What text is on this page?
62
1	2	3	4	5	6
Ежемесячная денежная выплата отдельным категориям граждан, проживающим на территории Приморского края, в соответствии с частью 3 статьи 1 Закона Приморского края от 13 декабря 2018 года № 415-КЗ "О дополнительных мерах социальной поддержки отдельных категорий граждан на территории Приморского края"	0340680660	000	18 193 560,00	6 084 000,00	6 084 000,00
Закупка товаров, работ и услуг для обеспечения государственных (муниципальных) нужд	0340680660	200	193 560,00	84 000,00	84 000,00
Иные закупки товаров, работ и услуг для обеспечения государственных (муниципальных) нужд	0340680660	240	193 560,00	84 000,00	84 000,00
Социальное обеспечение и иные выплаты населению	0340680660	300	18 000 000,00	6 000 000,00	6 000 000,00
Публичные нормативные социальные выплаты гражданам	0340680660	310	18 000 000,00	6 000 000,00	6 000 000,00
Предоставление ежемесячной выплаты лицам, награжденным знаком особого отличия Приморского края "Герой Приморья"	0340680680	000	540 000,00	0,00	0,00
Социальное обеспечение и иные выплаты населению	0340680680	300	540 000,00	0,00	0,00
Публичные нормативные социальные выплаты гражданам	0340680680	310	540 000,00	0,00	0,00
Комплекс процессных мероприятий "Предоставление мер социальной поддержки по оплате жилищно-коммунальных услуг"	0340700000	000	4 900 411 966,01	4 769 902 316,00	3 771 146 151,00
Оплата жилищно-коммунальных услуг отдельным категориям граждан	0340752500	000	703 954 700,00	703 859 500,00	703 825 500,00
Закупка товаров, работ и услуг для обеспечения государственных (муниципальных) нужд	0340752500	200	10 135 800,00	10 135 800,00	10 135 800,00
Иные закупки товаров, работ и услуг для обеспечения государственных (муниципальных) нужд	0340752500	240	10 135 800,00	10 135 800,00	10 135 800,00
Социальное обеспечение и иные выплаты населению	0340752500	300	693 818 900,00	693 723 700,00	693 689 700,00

- GOAL -
Repeat the whole listing exactly, keeping every line intact.

- ANSWER BELOW -
What text is on this page?
62
1	2	3	4	5	6
Ежемесячная денежная выплата отдельным категориям граждан, проживающим на территории Приморского края, в соответствии с частью 3 статьи 1 Закона Приморского края от 13 декабря 2018 года № 415-КЗ "О дополнительных мерах социальной поддержки отдельных категорий граждан на территории Приморского края"	0340680660	000	18 193 560,00	6 084 000,00	6 084 000,00
Закупка товаров, работ и услуг для обеспечения государственных (муниципальных) нужд	0340680660	200	193 560,00	84 000,00	84 000,00
Иные закупки товаров, работ и услуг для обеспечения государственных (муниципальных) нужд	0340680660	240	193 560,00	84 000,00	84 000,00
Социальное обеспечение и иные выплаты населению	0340680660	300	18 000 000,00	6 000 000,00	6 000 000,00
Публичные нормативные социальные выплаты гражданам	0340680660	310	18 000 000,00	6 000 000,00	6 000 000,00
Предоставление ежемесячной выплаты лицам, награжденным знаком особого отличия Приморского края "Герой Приморья"	0340680680	000	540 000,00	0,00	0,00
Социальное обеспечение и иные выплаты населению	0340680680	300	540 000,00	0,00	0,00
Публичные нормативные социальные выплаты гражданам	0340680680	310	540 000,00	0,00	0,00
Комплекс процессных мероприятий "Предоставление мер социальной поддержки по оплате жилищно-коммунальных услуг"	0340700000	000	4 900 411 966,01	4 769 902 316,00	3 771 146 151,00
Оплата жилищно-коммунальных услуг отдельным категориям граждан	0340752500	000	703 954 700,00	703 859 500,00	703 825 500,00
Закупка товаров, работ и услуг для обеспечения государственных (муниципальных) нужд	0340752500	200	10 135 800,00	10 135 800,00	10 135 800,00
Иные закупки товаров, работ и услуг для обеспечения государственных (муниципальных) нужд	0340752500	240	10 135 800,00	10 135 800,00	10 135 800,00
Социальное обеспечение и иные выплаты населению	0340752500	300	693 818 900,00	693 723 700,00	693 689 700,00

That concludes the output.